Reproduce the following records verbatim, omitting the pictures.
------------------------------------------------
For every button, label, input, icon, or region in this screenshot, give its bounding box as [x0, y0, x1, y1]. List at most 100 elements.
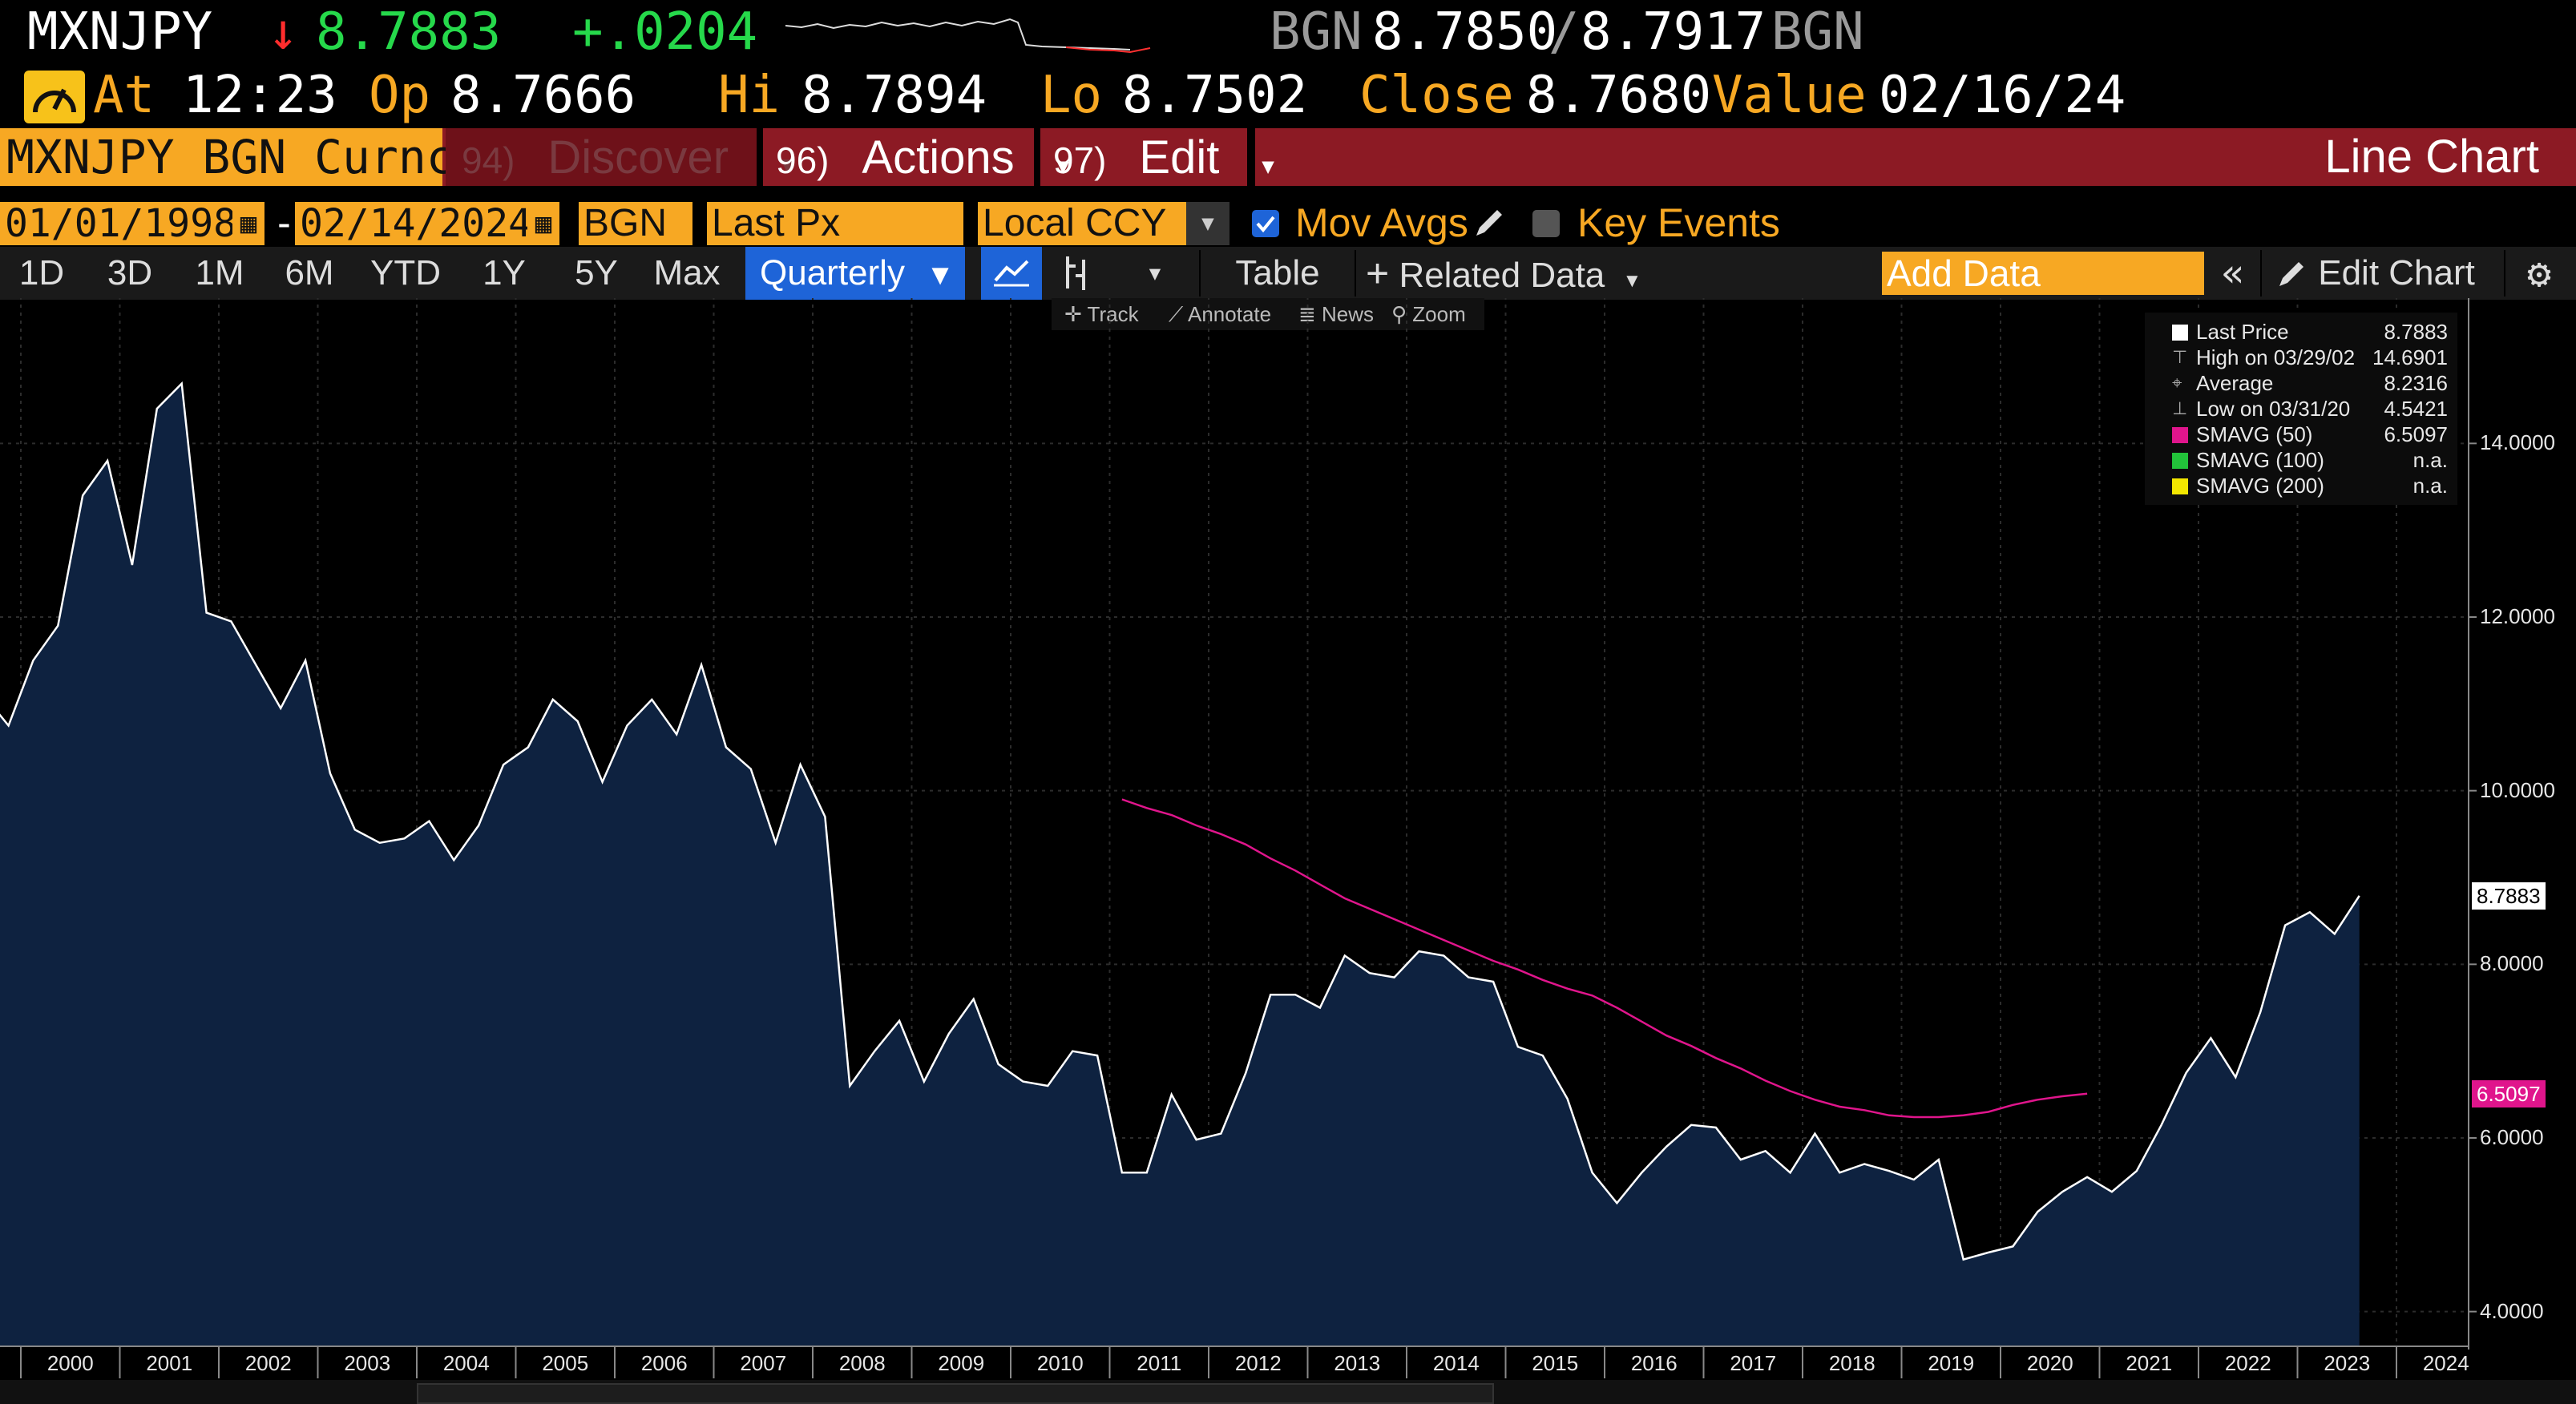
period-1m[interactable]: 1M	[195, 253, 244, 292]
legend-row[interactable]: SMAVG (100) n.a.	[2145, 447, 2457, 473]
x-tick-label: 2008	[838, 1351, 886, 1375]
start-date-input[interactable]: 01/01/1998	[0, 202, 236, 245]
period-1d[interactable]: 1D	[18, 253, 65, 292]
frequency-select[interactable]: Quarterly ▼	[745, 247, 965, 300]
crosshair-icon: ✛	[1064, 302, 1088, 326]
discover-number: 94)	[462, 139, 515, 181]
zoom-label: Zoom	[1412, 302, 1466, 326]
chevron-down-icon: ▼	[1622, 270, 1642, 292]
value-date: 02/16/24	[1879, 66, 2126, 125]
period-ytd[interactable]: YTD	[370, 253, 441, 292]
low-price: 8.7502	[1122, 66, 1308, 125]
legend-label: SMAVG (100)	[2196, 448, 2324, 472]
edit-chart-button[interactable]: Edit Chart	[2263, 247, 2504, 300]
zoom-tool[interactable]: ⚲ Zoom	[1391, 298, 1466, 330]
add-data-input[interactable]: Add Data	[1882, 252, 2204, 295]
actions-menu[interactable]: 96) Actions ▼	[763, 128, 1069, 186]
legend-row[interactable]: SMAVG (50) 6.5097	[2145, 422, 2457, 447]
legend-label: SMAVG (50)	[2196, 422, 2313, 446]
x-tick-label: 2007	[740, 1351, 787, 1375]
pencil-icon[interactable]	[1472, 205, 1507, 240]
bar-chart-type-icon[interactable]	[1044, 247, 1108, 300]
last-price: 8.7883	[316, 2, 502, 62]
legend-value: 14.6901	[2372, 345, 2448, 369]
mov-avgs-checkbox[interactable]	[1252, 210, 1279, 237]
price-area	[0, 383, 2360, 1346]
source-input[interactable]: BGN	[579, 202, 692, 245]
calendar-icon[interactable]: ▦	[527, 202, 559, 245]
ticker-symbol: MXNJPY	[27, 2, 213, 62]
track-label: Track	[1087, 302, 1139, 326]
legend-swatch	[2172, 325, 2188, 341]
key-events-checkbox[interactable]	[1532, 210, 1560, 237]
table-button[interactable]: Table	[1235, 253, 1320, 292]
chevron-down-icon[interactable]: ▼	[1149, 262, 1161, 284]
legend-row[interactable]: ⊥ Low on 03/31/20 4.5421	[2145, 396, 2457, 422]
y-tick-label: 4.0000	[2480, 1298, 2544, 1323]
chevron-down-icon[interactable]: ▼	[1186, 202, 1229, 245]
legend-row[interactable]: ⊤ High on 03/29/02 14.6901	[2145, 345, 2457, 370]
edit-chart-label: Edit Chart	[2318, 253, 2475, 292]
related-data-menu[interactable]: + Related Data ▼	[1356, 247, 1853, 300]
chart-scrollbar[interactable]	[0, 1380, 2576, 1404]
y-tick-label: 8.0000	[2480, 951, 2544, 976]
key-events-label: Key Events	[1577, 200, 1780, 245]
edit-number: 97)	[1053, 139, 1107, 181]
news-label: News	[1322, 302, 1375, 326]
legend-label: SMAVG (200)	[2196, 474, 2324, 498]
x-tick-label: 2017	[1730, 1351, 1777, 1375]
date-range-dash: -	[273, 201, 296, 246]
period-3d[interactable]: 3D	[107, 253, 153, 292]
x-tick-label: 2016	[1630, 1351, 1678, 1375]
intraday-sparkline	[785, 18, 1151, 54]
x-tick-label: 2003	[344, 1351, 391, 1375]
legend-value: n.a.	[2412, 474, 2448, 498]
legend-value: 6.5097	[2384, 422, 2448, 446]
edit-menu[interactable]: 97) Edit ▼	[1040, 128, 1274, 186]
bid-price: 8.7850	[1372, 2, 1558, 62]
last-price-tag: 8.7883	[2472, 882, 2546, 910]
field-input[interactable]: Last Px	[707, 202, 963, 245]
low-label: Lo	[1040, 66, 1103, 125]
currency-select[interactable]: Local CCY	[978, 202, 1186, 245]
annotate-tool[interactable]: ⟋ Annotate	[1169, 298, 1271, 330]
news-tool[interactable]: ≣ News	[1298, 298, 1374, 330]
legend-value: 8.7883	[2384, 320, 2448, 344]
end-date-input[interactable]: 02/14/2024	[295, 202, 531, 245]
legend-label: Low on 03/31/20	[2196, 397, 2351, 421]
mov-avgs-label: Mov Avgs	[1295, 200, 1468, 245]
period-max[interactable]: Max	[653, 253, 721, 292]
gear-icon[interactable]: ⚙	[2526, 250, 2552, 297]
track-tool[interactable]: ✛ Track	[1064, 298, 1139, 330]
x-tick-label: 2023	[2324, 1351, 2371, 1375]
period-5y[interactable]: 5Y	[575, 253, 618, 292]
legend-swatch	[2172, 427, 2188, 443]
calendar-icon[interactable]: ▦	[232, 202, 264, 245]
plus-icon: +	[1366, 251, 1390, 296]
period-6m[interactable]: 6M	[285, 253, 334, 292]
high-label: Hi	[718, 66, 781, 125]
legend-row[interactable]: ⌖ Average 8.2316	[2145, 370, 2457, 396]
collapse-chevrons-icon[interactable]: «	[2221, 251, 2245, 296]
scrollbar-thumb[interactable]	[417, 1383, 1494, 1404]
discover-menu[interactable]: 94) Discover ▼	[446, 128, 795, 186]
price-chart[interactable]	[0, 298, 2576, 1404]
function-bar: MXNJPY BGN Curncy 94) Discover ▼ 96) Act…	[0, 128, 2576, 186]
period-1y[interactable]: 1Y	[482, 253, 526, 292]
chevron-down-icon: ▼	[1056, 155, 1070, 179]
legend-marker-icon: ⊥	[2172, 398, 2188, 418]
divider	[1034, 128, 1040, 186]
net-change: +.0204	[572, 2, 758, 62]
line-chart-type-icon[interactable]	[981, 247, 1042, 300]
speedometer-icon[interactable]	[24, 71, 85, 123]
down-arrow-icon: ↓	[268, 2, 299, 62]
chart-tools-row: ✛ Track ⟋ Annotate ≣ News ⚲ Zoom	[1052, 298, 1484, 330]
security-field[interactable]: MXNJPY BGN Curncy	[0, 128, 482, 186]
divider	[757, 128, 763, 186]
x-tick-label: 2012	[1234, 1351, 1282, 1375]
legend-row[interactable]: SMAVG (200) n.a.	[2145, 473, 2457, 498]
related-data-label: Related Data	[1399, 256, 1605, 295]
close-price: 8.7680	[1526, 66, 1712, 125]
legend-row[interactable]: Last Price 8.7883	[2145, 319, 2457, 345]
chart-legend[interactable]: Last Price 8.7883 ⊤ High on 03/29/02 14.6901…	[2145, 313, 2457, 505]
------------------------------------------------
● **RESPONSE FOR THIS EXERCISE**
For every button, label, input, icon, or region in this screenshot, give its bounding box as [x0, y0, x1, y1]. List at most 100 elements.
period-1m[interactable]: 1M	[195, 253, 244, 292]
legend-row[interactable]: SMAVG (100) n.a.	[2145, 447, 2457, 473]
x-tick-label: 2008	[838, 1351, 886, 1375]
start-date-input[interactable]: 01/01/1998	[0, 202, 236, 245]
period-1d[interactable]: 1D	[18, 253, 65, 292]
frequency-select[interactable]: Quarterly ▼	[745, 247, 965, 300]
crosshair-icon: ✛	[1064, 302, 1088, 326]
discover-number: 94)	[462, 139, 515, 181]
zoom-label: Zoom	[1412, 302, 1466, 326]
chevron-down-icon: ▼	[1622, 270, 1642, 292]
value-date: 02/16/24	[1879, 66, 2126, 125]
period-ytd[interactable]: YTD	[370, 253, 441, 292]
low-price: 8.7502	[1122, 66, 1308, 125]
legend-label: SMAVG (100)	[2196, 448, 2324, 472]
edit-chart-button[interactable]: Edit Chart	[2263, 247, 2504, 300]
zoom-tool[interactable]: ⚲ Zoom	[1391, 298, 1466, 330]
add-data-input[interactable]: Add Data	[1882, 252, 2204, 295]
actions-menu[interactable]: 96) Actions ▼	[763, 128, 1069, 186]
legend-row[interactable]: SMAVG (50) 6.5097	[2145, 422, 2457, 447]
legend-label: SMAVG (50)	[2196, 422, 2313, 446]
x-tick-label: 2007	[740, 1351, 787, 1375]
pencil-icon[interactable]	[1472, 205, 1507, 240]
bar-chart-type-icon[interactable]	[1044, 247, 1108, 300]
last-price: 8.7883	[316, 2, 502, 62]
legend-value: 14.6901	[2372, 345, 2448, 369]
mov-avgs-checkbox[interactable]	[1252, 210, 1279, 237]
price-area	[0, 383, 2360, 1346]
source-input[interactable]: BGN	[579, 202, 692, 245]
calendar-icon[interactable]: ▦	[527, 202, 559, 245]
ticker-symbol: MXNJPY	[27, 2, 213, 62]
track-label: Track	[1087, 302, 1139, 326]
legend-swatch	[2172, 325, 2188, 341]
key-events-checkbox[interactable]	[1532, 210, 1560, 237]
table-button[interactable]: Table	[1235, 253, 1320, 292]
chevron-down-icon[interactable]: ▼	[1149, 262, 1161, 284]
legend-row[interactable]: ⊥ Low on 03/31/20 4.5421	[2145, 396, 2457, 422]
y-tick-label: 4.0000	[2480, 1298, 2544, 1323]
chevron-down-icon[interactable]: ▼	[1186, 202, 1229, 245]
legend-row[interactable]: ⊤ High on 03/29/02 14.6901	[2145, 345, 2457, 370]
edit-chart-label: Edit Chart	[2318, 253, 2475, 292]
related-data-menu[interactable]: + Related Data ▼	[1356, 247, 1853, 300]
chart-scrollbar[interactable]	[0, 1380, 2576, 1404]
y-tick-label: 8.0000	[2480, 951, 2544, 976]
key-events-label: Key Events	[1577, 200, 1780, 245]
edit-number: 97)	[1053, 139, 1107, 181]
news-label: News	[1322, 302, 1375, 326]
legend-label: SMAVG (200)	[2196, 474, 2324, 498]
x-tick-label: 2017	[1730, 1351, 1777, 1375]
date-range-dash: -	[273, 201, 296, 246]
period-3d[interactable]: 3D	[107, 253, 153, 292]
x-tick-label: 2016	[1630, 1351, 1678, 1375]
intraday-sparkline	[785, 18, 1151, 54]
x-tick-label: 2003	[344, 1351, 391, 1375]
legend-value: n.a.	[2412, 474, 2448, 498]
legend-value: 6.5097	[2384, 422, 2448, 446]
edit-menu[interactable]: 97) Edit ▼	[1040, 128, 1274, 186]
bid-price: 8.7850	[1372, 2, 1558, 62]
last-price-tag: 8.7883	[2472, 882, 2546, 910]
field-input[interactable]: Last Px	[707, 202, 963, 245]
low-label: Lo	[1040, 66, 1103, 125]
currency-select[interactable]: Local CCY	[978, 202, 1186, 245]
annotate-tool[interactable]: ⟋ Annotate	[1169, 298, 1271, 330]
news-tool[interactable]: ≣ News	[1298, 298, 1374, 330]
legend-value: 8.7883	[2384, 320, 2448, 344]
end-date-input[interactable]: 02/14/2024	[295, 202, 531, 245]
legend-label: Low on 03/31/20	[2196, 397, 2351, 421]
mov-avgs-label: Mov Avgs	[1295, 200, 1468, 245]
period-max[interactable]: Max	[653, 253, 721, 292]
gear-icon[interactable]: ⚙	[2526, 250, 2552, 297]
track-tool[interactable]: ✛ Track	[1064, 298, 1139, 330]
x-tick-label: 2023	[2324, 1351, 2371, 1375]
period-5y[interactable]: 5Y	[575, 253, 618, 292]
legend-swatch	[2172, 427, 2188, 443]
calendar-icon[interactable]: ▦	[232, 202, 264, 245]
plus-icon: +	[1366, 251, 1390, 296]
period-6m[interactable]: 6M	[285, 253, 334, 292]
high-label: Hi	[718, 66, 781, 125]
legend-row[interactable]: ⌖ Average 8.2316	[2145, 370, 2457, 396]
collapse-chevrons-icon[interactable]: «	[2221, 251, 2245, 296]
scrollbar-thumb[interactable]	[417, 1383, 1494, 1404]
discover-menu[interactable]: 94) Discover ▼	[446, 128, 795, 186]
price-chart[interactable]	[0, 298, 2576, 1404]
function-bar: MXNJPY BGN Curncy 94) Discover ▼ 96) Act…	[0, 128, 2576, 186]
period-1y[interactable]: 1Y	[482, 253, 526, 292]
chevron-down-icon: ▼	[1056, 155, 1070, 179]
legend-marker-icon: ⊥	[2172, 398, 2188, 418]
divider	[1034, 128, 1040, 186]
net-change: +.0204	[572, 2, 758, 62]
line-chart-type-icon[interactable]	[981, 247, 1042, 300]
speedometer-icon[interactable]	[24, 71, 85, 123]
down-arrow-icon: ↓	[268, 2, 299, 62]
chart-tools-row: ✛ Track ⟋ Annotate ≣ News ⚲ Zoom	[1052, 298, 1484, 330]
security-field[interactable]: MXNJPY BGN Curncy	[0, 128, 482, 186]
divider	[757, 128, 763, 186]
x-tick-label: 2012	[1234, 1351, 1282, 1375]
legend-row[interactable]: SMAVG (200) n.a.	[2145, 473, 2457, 498]
related-data-label: Related Data	[1399, 256, 1605, 295]
close-price: 8.7680	[1526, 66, 1712, 125]
legend-row[interactable]: Last Price 8.7883	[2145, 319, 2457, 345]
chart-legend[interactable]: Last Price 8.7883 ⊤ High on 03/29/02 14.6901…	[2145, 313, 2457, 505]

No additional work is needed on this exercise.